* **GIVEN REQUEST**
Could you give the data below again, exactly and completely?

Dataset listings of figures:
▬▬▬▬▬▬

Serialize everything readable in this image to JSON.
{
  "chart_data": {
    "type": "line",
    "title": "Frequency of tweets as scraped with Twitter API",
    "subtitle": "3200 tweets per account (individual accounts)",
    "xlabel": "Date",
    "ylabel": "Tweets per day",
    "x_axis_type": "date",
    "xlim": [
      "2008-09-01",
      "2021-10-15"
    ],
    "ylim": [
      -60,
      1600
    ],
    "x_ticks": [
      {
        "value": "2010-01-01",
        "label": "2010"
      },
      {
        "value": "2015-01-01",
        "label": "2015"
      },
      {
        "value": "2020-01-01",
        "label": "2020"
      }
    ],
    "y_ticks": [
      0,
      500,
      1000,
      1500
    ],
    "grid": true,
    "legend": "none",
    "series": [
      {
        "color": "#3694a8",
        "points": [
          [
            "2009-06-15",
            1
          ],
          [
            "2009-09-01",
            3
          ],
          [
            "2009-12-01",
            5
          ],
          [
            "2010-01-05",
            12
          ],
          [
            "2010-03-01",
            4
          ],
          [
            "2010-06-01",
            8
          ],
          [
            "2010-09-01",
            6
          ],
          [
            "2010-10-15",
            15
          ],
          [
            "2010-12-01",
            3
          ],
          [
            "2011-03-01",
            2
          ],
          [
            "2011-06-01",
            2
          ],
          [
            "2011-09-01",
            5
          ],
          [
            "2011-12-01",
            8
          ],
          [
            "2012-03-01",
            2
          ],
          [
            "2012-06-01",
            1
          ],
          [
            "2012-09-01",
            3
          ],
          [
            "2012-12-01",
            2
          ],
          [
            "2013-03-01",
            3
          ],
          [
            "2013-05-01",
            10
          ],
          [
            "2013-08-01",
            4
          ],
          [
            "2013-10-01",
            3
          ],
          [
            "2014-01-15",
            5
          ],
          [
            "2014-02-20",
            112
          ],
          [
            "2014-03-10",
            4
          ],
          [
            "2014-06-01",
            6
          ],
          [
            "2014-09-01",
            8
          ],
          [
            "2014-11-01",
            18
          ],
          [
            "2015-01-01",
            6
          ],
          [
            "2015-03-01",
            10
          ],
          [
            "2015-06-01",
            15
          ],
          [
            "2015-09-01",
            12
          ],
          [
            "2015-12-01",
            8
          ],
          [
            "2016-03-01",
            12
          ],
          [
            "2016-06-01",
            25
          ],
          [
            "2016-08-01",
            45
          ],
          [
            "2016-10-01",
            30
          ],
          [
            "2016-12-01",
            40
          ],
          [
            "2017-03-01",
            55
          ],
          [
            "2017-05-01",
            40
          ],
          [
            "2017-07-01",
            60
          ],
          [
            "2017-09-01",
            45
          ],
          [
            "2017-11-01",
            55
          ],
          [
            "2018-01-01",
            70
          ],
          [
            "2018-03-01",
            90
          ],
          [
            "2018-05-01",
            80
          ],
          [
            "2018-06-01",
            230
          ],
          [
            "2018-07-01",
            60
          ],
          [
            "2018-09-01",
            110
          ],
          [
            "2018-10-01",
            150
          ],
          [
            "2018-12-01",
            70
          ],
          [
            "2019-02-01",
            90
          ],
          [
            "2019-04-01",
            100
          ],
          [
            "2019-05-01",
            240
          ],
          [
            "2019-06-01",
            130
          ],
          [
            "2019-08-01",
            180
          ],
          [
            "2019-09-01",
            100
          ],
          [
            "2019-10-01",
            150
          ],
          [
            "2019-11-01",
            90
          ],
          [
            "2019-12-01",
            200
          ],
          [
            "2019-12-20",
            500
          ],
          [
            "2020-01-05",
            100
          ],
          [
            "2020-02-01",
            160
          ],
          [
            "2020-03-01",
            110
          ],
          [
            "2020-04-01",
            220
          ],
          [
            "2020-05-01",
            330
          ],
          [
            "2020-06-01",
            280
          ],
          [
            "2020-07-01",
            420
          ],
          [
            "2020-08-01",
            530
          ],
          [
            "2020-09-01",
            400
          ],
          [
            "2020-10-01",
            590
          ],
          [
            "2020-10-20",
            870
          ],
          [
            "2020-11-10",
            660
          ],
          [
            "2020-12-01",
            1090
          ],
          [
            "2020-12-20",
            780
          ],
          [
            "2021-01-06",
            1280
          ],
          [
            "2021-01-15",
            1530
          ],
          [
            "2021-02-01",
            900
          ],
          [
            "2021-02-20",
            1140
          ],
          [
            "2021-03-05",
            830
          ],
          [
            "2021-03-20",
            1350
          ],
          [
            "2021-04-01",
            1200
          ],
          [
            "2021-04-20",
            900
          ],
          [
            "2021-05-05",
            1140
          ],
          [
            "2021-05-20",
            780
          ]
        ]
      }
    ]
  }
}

▬▬▬▬▬▬

* **WRITTEN REPLY**
Serialize everything readable in this image to JSON.
{
  "chart_data": {
    "type": "line",
    "title": "Frequency of tweets as scraped with Twitter API",
    "subtitle": "3200 tweets per account (individual accounts)",
    "xlabel": "Date",
    "ylabel": "Tweets per day",
    "x_axis_type": "date",
    "xlim": [
      "2008-09-01",
      "2021-10-15"
    ],
    "ylim": [
      -60,
      1600
    ],
    "x_ticks": [
      {
        "value": "2010-01-01",
        "label": "2010"
      },
      {
        "value": "2015-01-01",
        "label": "2015"
      },
      {
        "value": "2020-01-01",
        "label": "2020"
      }
    ],
    "y_ticks": [
      0,
      500,
      1000,
      1500
    ],
    "grid": true,
    "legend": "none",
    "series": [
      {
        "color": "#3694a8",
        "points": [
          [
            "2009-06-15",
            1
          ],
          [
            "2009-09-01",
            3
          ],
          [
            "2009-12-01",
            5
          ],
          [
            "2010-01-05",
            12
          ],
          [
            "2010-03-01",
            4
          ],
          [
            "2010-06-01",
            8
          ],
          [
            "2010-09-01",
            6
          ],
          [
            "2010-10-15",
            15
          ],
          [
            "2010-12-01",
            3
          ],
          [
            "2011-03-01",
            2
          ],
          [
            "2011-06-01",
            2
          ],
          [
            "2011-09-01",
            5
          ],
          [
            "2011-12-01",
            8
          ],
          [
            "2012-03-01",
            2
          ],
          [
            "2012-06-01",
            1
          ],
          [
            "2012-09-01",
            3
          ],
          [
            "2012-12-01",
            2
          ],
          [
            "2013-03-01",
            3
          ],
          [
            "2013-05-01",
            10
          ],
          [
            "2013-08-01",
            4
          ],
          [
            "2013-10-01",
            3
          ],
          [
            "2014-01-15",
            5
          ],
          [
            "2014-02-20",
            112
          ],
          [
            "2014-03-10",
            4
          ],
          [
            "2014-06-01",
            6
          ],
          [
            "2014-09-01",
            8
          ],
          [
            "2014-11-01",
            18
          ],
          [
            "2015-01-01",
            6
          ],
          [
            "2015-03-01",
            10
          ],
          [
            "2015-06-01",
            15
          ],
          [
            "2015-09-01",
            12
          ],
          [
            "2015-12-01",
            8
          ],
          [
            "2016-03-01",
            12
          ],
          [
            "2016-06-01",
            25
          ],
          [
            "2016-08-01",
            45
          ],
          [
            "2016-10-01",
            30
          ],
          [
            "2016-12-01",
            40
          ],
          [
            "2017-03-01",
            55
          ],
          [
            "2017-05-01",
            40
          ],
          [
            "2017-07-01",
            60
          ],
          [
            "2017-09-01",
            45
          ],
          [
            "2017-11-01",
            55
          ],
          [
            "2018-01-01",
            70
          ],
          [
            "2018-03-01",
            90
          ],
          [
            "2018-05-01",
            80
          ],
          [
            "2018-06-01",
            230
          ],
          [
            "2018-07-01",
            60
          ],
          [
            "2018-09-01",
            110
          ],
          [
            "2018-10-01",
            150
          ],
          [
            "2018-12-01",
            70
          ],
          [
            "2019-02-01",
            90
          ],
          [
            "2019-04-01",
            100
          ],
          [
            "2019-05-01",
            240
          ],
          [
            "2019-06-01",
            130
          ],
          [
            "2019-08-01",
            180
          ],
          [
            "2019-09-01",
            100
          ],
          [
            "2019-10-01",
            150
          ],
          [
            "2019-11-01",
            90
          ],
          [
            "2019-12-01",
            200
          ],
          [
            "2019-12-20",
            500
          ],
          [
            "2020-01-05",
            100
          ],
          [
            "2020-02-01",
            160
          ],
          [
            "2020-03-01",
            110
          ],
          [
            "2020-04-01",
            220
          ],
          [
            "2020-05-01",
            330
          ],
          [
            "2020-06-01",
            280
          ],
          [
            "2020-07-01",
            420
          ],
          [
            "2020-08-01",
            530
          ],
          [
            "2020-09-01",
            400
          ],
          [
            "2020-10-01",
            590
          ],
          [
            "2020-10-20",
            870
          ],
          [
            "2020-11-10",
            660
          ],
          [
            "2020-12-01",
            1090
          ],
          [
            "2020-12-20",
            780
          ],
          [
            "2021-01-06",
            1280
          ],
          [
            "2021-01-15",
            1530
          ],
          [
            "2021-02-01",
            900
          ],
          [
            "2021-02-20",
            1140
          ],
          [
            "2021-03-05",
            830
          ],
          [
            "2021-03-20",
            1350
          ],
          [
            "2021-04-01",
            1200
          ],
          [
            "2021-04-20",
            900
          ],
          [
            "2021-05-05",
            1140
          ],
          [
            "2021-05-20",
            780
          ]
        ]
      }
    ]
  }
}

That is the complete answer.